┌─ Exercise materials
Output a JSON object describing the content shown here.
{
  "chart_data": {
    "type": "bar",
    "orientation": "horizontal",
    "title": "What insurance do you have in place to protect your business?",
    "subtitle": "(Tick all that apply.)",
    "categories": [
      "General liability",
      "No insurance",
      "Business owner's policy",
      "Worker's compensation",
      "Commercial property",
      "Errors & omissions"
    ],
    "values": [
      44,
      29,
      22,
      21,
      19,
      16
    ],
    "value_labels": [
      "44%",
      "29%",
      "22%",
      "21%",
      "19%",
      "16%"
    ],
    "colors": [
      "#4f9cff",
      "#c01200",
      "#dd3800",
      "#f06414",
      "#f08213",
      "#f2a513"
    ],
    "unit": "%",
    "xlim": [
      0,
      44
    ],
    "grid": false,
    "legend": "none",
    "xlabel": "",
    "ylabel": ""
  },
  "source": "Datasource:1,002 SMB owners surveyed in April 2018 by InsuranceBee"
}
└─
┌─ Exercise materials
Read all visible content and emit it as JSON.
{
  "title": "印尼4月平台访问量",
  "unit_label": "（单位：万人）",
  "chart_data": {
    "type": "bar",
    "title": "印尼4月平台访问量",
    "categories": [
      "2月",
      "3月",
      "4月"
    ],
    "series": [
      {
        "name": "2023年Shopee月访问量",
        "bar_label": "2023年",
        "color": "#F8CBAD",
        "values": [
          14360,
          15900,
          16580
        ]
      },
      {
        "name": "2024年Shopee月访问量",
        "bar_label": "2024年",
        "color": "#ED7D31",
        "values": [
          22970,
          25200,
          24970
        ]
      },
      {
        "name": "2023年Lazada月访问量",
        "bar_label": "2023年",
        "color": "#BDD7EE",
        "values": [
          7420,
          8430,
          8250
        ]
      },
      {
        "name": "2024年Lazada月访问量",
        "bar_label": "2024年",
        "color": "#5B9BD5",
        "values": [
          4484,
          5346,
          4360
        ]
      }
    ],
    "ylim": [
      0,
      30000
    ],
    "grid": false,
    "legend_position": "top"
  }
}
└─
┌─ Exercise materials
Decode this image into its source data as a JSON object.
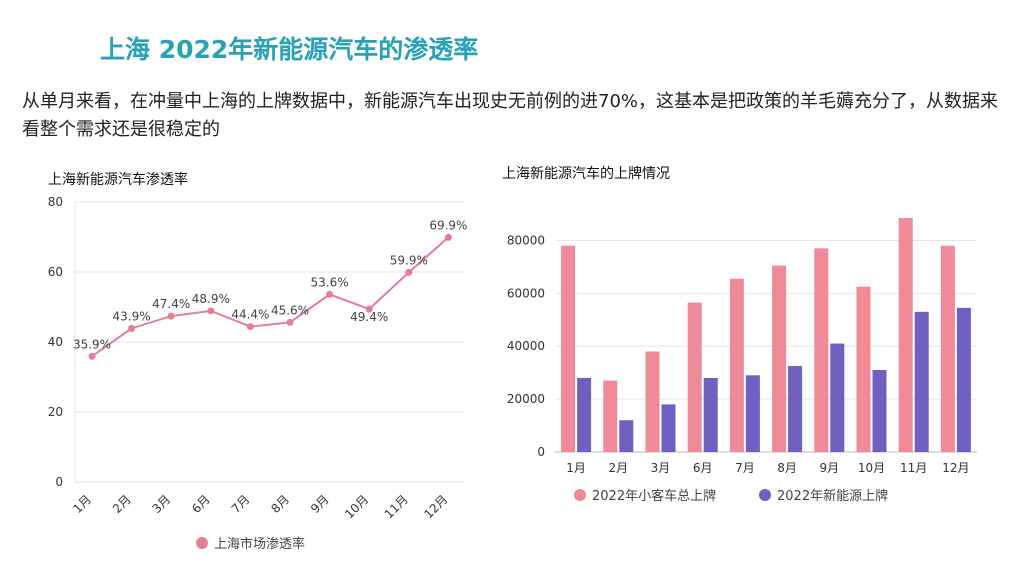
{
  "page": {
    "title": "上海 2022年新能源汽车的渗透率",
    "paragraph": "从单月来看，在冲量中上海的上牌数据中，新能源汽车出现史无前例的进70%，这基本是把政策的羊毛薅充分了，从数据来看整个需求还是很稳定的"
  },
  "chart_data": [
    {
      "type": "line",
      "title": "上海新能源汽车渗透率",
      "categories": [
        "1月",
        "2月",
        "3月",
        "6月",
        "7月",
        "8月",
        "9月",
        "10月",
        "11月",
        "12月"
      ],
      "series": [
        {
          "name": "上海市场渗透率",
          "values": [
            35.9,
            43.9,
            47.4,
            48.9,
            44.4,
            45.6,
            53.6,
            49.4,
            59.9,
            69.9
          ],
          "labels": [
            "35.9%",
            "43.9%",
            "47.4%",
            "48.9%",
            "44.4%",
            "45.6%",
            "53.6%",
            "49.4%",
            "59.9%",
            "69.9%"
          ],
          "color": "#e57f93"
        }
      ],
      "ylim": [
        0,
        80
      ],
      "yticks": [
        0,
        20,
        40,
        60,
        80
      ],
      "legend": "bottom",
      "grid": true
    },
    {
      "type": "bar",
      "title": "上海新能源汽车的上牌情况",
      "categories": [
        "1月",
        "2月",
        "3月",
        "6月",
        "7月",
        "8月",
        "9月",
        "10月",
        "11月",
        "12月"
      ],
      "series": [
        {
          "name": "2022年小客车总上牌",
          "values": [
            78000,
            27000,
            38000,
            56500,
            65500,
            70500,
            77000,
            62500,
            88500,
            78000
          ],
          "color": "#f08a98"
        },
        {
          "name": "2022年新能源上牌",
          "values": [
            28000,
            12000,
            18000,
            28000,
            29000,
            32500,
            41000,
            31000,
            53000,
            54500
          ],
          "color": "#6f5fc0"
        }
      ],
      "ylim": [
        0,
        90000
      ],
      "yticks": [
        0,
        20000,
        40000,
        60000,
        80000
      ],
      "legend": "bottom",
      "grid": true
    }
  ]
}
└─
» **Exercise brief**
Copy down every line of the material above that includes the string "source".

» **Answer to the problem**
  "source": "Datasource:1,002 SMB owners surveyed in April 2018 by InsuranceBee"
Decode this image into its source data as a JSON object.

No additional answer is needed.